**WRITTEN INSTRUCTION:**
Output the material below unchanged, apart from leaving out the pictures.

_ _ _ _ _ _ _

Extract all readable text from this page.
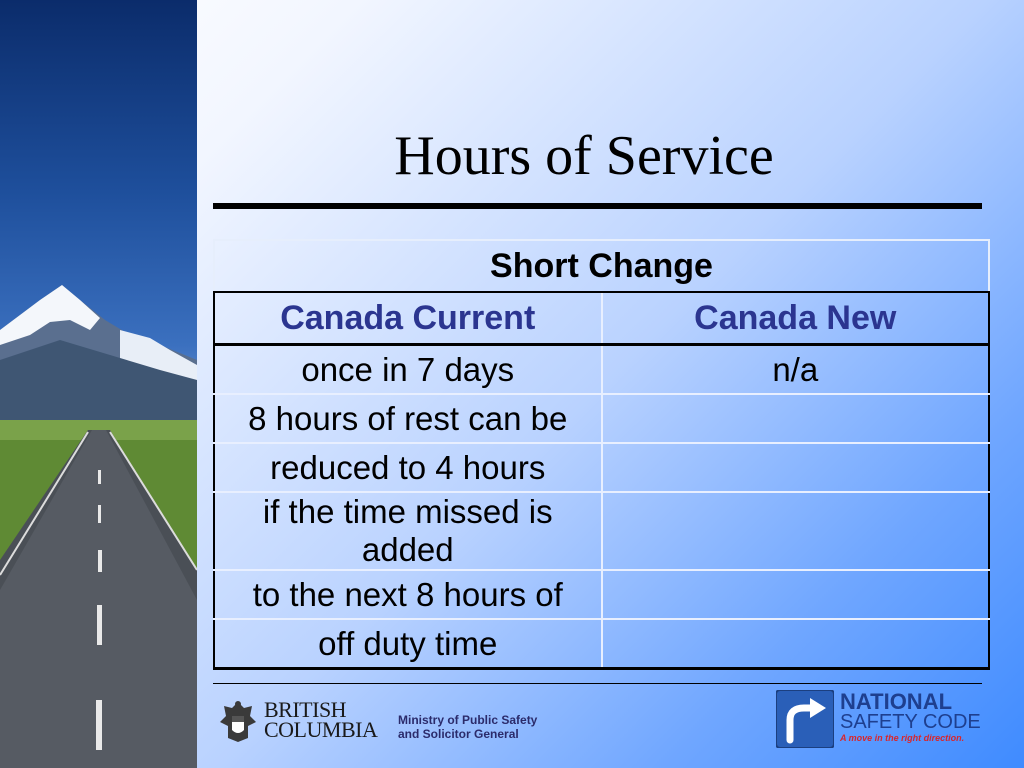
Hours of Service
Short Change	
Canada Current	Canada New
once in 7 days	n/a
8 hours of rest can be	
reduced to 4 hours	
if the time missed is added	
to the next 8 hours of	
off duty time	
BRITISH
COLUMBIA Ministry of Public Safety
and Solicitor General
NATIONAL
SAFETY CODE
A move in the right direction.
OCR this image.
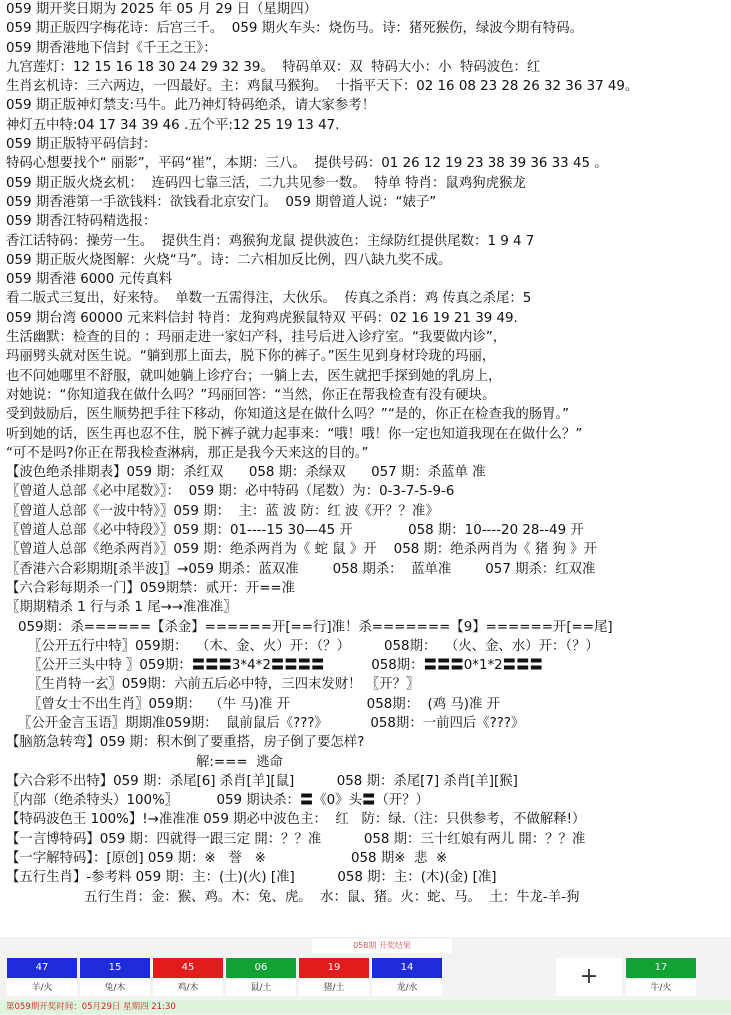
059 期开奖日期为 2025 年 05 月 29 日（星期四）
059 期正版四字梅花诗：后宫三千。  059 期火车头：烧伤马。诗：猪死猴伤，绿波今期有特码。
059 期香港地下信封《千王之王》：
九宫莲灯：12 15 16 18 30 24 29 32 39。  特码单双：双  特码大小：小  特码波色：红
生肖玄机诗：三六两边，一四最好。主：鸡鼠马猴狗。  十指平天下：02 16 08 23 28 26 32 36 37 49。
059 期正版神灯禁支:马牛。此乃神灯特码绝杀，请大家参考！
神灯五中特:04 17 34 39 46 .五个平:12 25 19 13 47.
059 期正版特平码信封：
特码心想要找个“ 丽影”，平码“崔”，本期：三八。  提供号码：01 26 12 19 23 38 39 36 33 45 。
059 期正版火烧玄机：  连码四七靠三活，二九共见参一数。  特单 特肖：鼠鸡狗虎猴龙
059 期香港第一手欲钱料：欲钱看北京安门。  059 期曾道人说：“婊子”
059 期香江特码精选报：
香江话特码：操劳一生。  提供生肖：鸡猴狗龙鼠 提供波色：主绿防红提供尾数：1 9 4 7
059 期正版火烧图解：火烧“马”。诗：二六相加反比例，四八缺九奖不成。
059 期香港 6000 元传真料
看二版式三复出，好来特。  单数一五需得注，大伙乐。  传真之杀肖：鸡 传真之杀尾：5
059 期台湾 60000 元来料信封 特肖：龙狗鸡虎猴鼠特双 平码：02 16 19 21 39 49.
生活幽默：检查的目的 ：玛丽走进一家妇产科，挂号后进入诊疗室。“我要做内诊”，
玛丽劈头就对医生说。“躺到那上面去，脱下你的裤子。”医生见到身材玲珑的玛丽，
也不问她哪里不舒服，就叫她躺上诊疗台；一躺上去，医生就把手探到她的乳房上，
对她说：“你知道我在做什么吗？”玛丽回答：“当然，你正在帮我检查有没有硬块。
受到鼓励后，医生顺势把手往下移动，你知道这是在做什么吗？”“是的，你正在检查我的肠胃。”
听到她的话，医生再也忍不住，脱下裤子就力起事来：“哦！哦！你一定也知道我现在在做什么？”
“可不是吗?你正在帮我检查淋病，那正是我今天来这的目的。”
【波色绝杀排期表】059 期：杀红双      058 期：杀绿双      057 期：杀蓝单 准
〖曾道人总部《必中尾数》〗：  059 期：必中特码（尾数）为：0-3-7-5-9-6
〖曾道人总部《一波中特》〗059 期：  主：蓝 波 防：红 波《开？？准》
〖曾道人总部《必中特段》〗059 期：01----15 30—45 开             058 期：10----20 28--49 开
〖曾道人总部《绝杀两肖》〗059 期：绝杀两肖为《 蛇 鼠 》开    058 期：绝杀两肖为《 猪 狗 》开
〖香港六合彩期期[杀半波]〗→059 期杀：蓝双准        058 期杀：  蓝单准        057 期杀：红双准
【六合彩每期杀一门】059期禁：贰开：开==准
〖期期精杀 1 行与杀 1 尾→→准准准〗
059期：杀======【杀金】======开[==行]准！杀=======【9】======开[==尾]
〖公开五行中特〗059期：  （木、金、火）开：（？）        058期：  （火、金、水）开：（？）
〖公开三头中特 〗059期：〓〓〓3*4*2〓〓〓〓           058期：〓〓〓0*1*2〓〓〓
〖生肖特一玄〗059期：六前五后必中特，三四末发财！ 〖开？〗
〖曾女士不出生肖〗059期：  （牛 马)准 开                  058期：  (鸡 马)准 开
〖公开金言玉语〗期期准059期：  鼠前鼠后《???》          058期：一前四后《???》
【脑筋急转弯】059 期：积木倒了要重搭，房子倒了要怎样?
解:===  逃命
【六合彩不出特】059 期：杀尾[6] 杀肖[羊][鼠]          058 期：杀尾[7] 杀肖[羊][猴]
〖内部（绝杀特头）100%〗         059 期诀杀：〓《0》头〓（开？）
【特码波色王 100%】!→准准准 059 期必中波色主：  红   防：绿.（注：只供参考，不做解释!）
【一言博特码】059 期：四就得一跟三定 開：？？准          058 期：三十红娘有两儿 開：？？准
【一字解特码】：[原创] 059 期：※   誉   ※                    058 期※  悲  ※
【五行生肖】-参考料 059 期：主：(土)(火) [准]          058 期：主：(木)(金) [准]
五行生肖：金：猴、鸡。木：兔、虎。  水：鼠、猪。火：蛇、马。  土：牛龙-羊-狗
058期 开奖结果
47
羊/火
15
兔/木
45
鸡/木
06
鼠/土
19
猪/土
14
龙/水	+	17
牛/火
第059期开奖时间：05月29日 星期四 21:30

_ _ _ _ _ _ _

**ANSWER IN FULL:**
Extract all readable text from this page.
Hours of Service
Short Change	
Canada Current	Canada New
once in 7 days	n/a
8 hours of rest can be	
reduced to 4 hours	
if the time missed is added	
to the next 8 hours of	
off duty time	
BRITISH
COLUMBIA Ministry of Public Safety
and Solicitor General
NATIONAL
SAFETY CODE
A move in the right direction.
OCR this image.
059 期开奖日期为 2025 年 05 月 29 日（星期四）
059 期正版四字梅花诗：后宫三千。  059 期火车头：烧伤马。诗：猪死猴伤，绿波今期有特码。
059 期香港地下信封《千王之王》：
九宫莲灯：12 15 16 18 30 24 29 32 39。  特码单双：双  特码大小：小  特码波色：红
生肖玄机诗：三六两边，一四最好。主：鸡鼠马猴狗。  十指平天下：02 16 08 23 28 26 32 36 37 49。
059 期正版神灯禁支:马牛。此乃神灯特码绝杀，请大家参考！
神灯五中特:04 17 34 39 46 .五个平:12 25 19 13 47.
059 期正版特平码信封：
特码心想要找个“ 丽影”，平码“崔”，本期：三八。  提供号码：01 26 12 19 23 38 39 36 33 45 。
059 期正版火烧玄机：  连码四七靠三活，二九共见参一数。  特单 特肖：鼠鸡狗虎猴龙
059 期香港第一手欲钱料：欲钱看北京安门。  059 期曾道人说：“婊子”
059 期香江特码精选报：
香江话特码：操劳一生。  提供生肖：鸡猴狗龙鼠 提供波色：主绿防红提供尾数：1 9 4 7
059 期正版火烧图解：火烧“马”。诗：二六相加反比例，四八缺九奖不成。
059 期香港 6000 元传真料
看二版式三复出，好来特。  单数一五需得注，大伙乐。  传真之杀肖：鸡 传真之杀尾：5
059 期台湾 60000 元来料信封 特肖：龙狗鸡虎猴鼠特双 平码：02 16 19 21 39 49.
生活幽默：检查的目的 ：玛丽走进一家妇产科，挂号后进入诊疗室。“我要做内诊”，
玛丽劈头就对医生说。“躺到那上面去，脱下你的裤子。”医生见到身材玲珑的玛丽，
也不问她哪里不舒服，就叫她躺上诊疗台；一躺上去，医生就把手探到她的乳房上，
对她说：“你知道我在做什么吗？”玛丽回答：“当然，你正在帮我检查有没有硬块。
受到鼓励后，医生顺势把手往下移动，你知道这是在做什么吗？”“是的，你正在检查我的肠胃。”
听到她的话，医生再也忍不住，脱下裤子就力起事来：“哦！哦！你一定也知道我现在在做什么？”
“可不是吗?你正在帮我检查淋病，那正是我今天来这的目的。”
【波色绝杀排期表】059 期：杀红双      058 期：杀绿双      057 期：杀蓝单 准
〖曾道人总部《必中尾数》〗：  059 期：必中特码（尾数）为：0-3-7-5-9-6
〖曾道人总部《一波中特》〗059 期：  主：蓝 波 防：红 波《开？？准》
〖曾道人总部《必中特段》〗059 期：01----15 30—45 开             058 期：10----20 28--49 开
〖曾道人总部《绝杀两肖》〗059 期：绝杀两肖为《 蛇 鼠 》开    058 期：绝杀两肖为《 猪 狗 》开
〖香港六合彩期期[杀半波]〗→059 期杀：蓝双准        058 期杀：  蓝单准        057 期杀：红双准
【六合彩每期杀一门】059期禁：贰开：开==准
〖期期精杀 1 行与杀 1 尾→→准准准〗
059期：杀======【杀金】======开[==行]准！杀=======【9】======开[==尾]
〖公开五行中特〗059期：  （木、金、火）开：（？）        058期：  （火、金、水）开：（？）
〖公开三头中特 〗059期：〓〓〓3*4*2〓〓〓〓           058期：〓〓〓0*1*2〓〓〓
〖生肖特一玄〗059期：六前五后必中特，三四末发财！ 〖开？〗
〖曾女士不出生肖〗059期：  （牛 马)准 开                  058期：  (鸡 马)准 开
〖公开金言玉语〗期期准059期：  鼠前鼠后《???》          058期：一前四后《???》
【脑筋急转弯】059 期：积木倒了要重搭，房子倒了要怎样?
解:===  逃命
【六合彩不出特】059 期：杀尾[6] 杀肖[羊][鼠]          058 期：杀尾[7] 杀肖[羊][猴]
〖内部（绝杀特头）100%〗         059 期诀杀：〓《0》头〓（开？）
【特码波色王 100%】!→准准准 059 期必中波色主：  红   防：绿.（注：只供参考，不做解释!）
【一言博特码】059 期：四就得一跟三定 開：？？准          058 期：三十红娘有两儿 開：？？准
【一字解特码】：[原创] 059 期：※   誉   ※                    058 期※  悲  ※
【五行生肖】-参考料 059 期：主：(土)(火) [准]          058 期：主：(木)(金) [准]
五行生肖：金：猴、鸡。木：兔、虎。  水：鼠、猪。火：蛇、马。  土：牛龙-羊-狗
058期 开奖结果
47
羊/火
15
兔/木
45
鸡/木
06
鼠/土
19
猪/土
14
龙/水	+	17
牛/火
第059期开奖时间：05月29日 星期四 21:30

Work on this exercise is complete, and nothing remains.